— Goal of the exercise —
Return all lines in the material below that contain "JSON".

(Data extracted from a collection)
--- START ---

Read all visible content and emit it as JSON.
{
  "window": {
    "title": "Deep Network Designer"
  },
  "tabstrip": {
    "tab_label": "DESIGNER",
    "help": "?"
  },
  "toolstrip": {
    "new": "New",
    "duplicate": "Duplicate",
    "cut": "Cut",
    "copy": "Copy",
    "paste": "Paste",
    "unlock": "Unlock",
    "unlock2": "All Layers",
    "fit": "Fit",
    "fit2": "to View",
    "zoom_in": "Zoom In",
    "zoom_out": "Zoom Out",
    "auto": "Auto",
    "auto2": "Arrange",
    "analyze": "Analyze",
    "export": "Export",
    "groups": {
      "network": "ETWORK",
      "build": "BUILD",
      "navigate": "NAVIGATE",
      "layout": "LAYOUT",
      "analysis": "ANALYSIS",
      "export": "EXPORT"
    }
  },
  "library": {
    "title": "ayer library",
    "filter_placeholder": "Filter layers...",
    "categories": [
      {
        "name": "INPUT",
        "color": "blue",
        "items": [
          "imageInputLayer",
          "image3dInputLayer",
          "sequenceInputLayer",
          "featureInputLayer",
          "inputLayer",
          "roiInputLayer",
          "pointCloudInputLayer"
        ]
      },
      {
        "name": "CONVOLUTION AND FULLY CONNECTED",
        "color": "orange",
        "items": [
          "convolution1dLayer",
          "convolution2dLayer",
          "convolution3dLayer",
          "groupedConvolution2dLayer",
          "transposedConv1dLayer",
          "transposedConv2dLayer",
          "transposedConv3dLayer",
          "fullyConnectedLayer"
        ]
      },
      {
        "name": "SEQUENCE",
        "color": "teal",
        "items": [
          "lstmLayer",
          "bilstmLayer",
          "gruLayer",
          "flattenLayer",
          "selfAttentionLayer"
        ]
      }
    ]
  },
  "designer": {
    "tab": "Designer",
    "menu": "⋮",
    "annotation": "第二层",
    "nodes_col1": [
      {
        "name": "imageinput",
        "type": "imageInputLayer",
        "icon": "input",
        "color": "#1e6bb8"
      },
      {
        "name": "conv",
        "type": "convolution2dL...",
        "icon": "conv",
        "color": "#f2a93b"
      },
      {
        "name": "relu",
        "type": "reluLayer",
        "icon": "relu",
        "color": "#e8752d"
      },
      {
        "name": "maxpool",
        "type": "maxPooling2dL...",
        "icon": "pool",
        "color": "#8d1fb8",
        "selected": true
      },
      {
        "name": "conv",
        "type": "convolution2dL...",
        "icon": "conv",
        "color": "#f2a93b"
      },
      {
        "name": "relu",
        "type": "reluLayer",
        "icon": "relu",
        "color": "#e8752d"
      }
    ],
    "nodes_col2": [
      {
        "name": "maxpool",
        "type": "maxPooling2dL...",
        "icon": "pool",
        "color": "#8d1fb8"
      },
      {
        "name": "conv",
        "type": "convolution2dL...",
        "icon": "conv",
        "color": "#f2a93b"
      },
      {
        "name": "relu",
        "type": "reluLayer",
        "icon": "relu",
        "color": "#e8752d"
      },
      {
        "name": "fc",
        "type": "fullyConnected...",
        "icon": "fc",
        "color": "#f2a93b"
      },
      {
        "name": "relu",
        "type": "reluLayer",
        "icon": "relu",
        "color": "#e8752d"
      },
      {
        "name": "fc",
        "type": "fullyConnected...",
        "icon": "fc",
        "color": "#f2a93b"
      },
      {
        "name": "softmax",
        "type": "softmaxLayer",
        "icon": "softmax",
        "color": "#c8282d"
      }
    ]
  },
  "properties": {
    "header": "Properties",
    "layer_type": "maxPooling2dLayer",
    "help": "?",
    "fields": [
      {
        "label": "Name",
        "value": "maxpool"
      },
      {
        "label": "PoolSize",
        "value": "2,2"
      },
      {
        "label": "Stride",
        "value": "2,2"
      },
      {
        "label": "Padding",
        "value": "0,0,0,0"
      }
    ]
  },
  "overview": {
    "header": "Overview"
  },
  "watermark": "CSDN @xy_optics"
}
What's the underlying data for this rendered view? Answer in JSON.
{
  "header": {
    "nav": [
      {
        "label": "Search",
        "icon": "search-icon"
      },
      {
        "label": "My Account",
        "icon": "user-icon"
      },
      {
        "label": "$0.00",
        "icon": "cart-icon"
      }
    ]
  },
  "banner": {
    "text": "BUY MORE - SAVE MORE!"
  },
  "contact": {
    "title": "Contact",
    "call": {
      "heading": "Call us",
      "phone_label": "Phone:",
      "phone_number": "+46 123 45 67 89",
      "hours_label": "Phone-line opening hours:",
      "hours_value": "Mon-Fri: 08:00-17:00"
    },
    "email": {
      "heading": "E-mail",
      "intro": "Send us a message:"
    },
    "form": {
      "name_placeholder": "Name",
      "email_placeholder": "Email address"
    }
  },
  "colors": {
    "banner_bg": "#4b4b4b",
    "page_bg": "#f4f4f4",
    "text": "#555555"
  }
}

--- END ---

— Response to the exercise —
Read all visible content and emit it as JSON.
What's the underlying data for this rendered view? Answer in JSON.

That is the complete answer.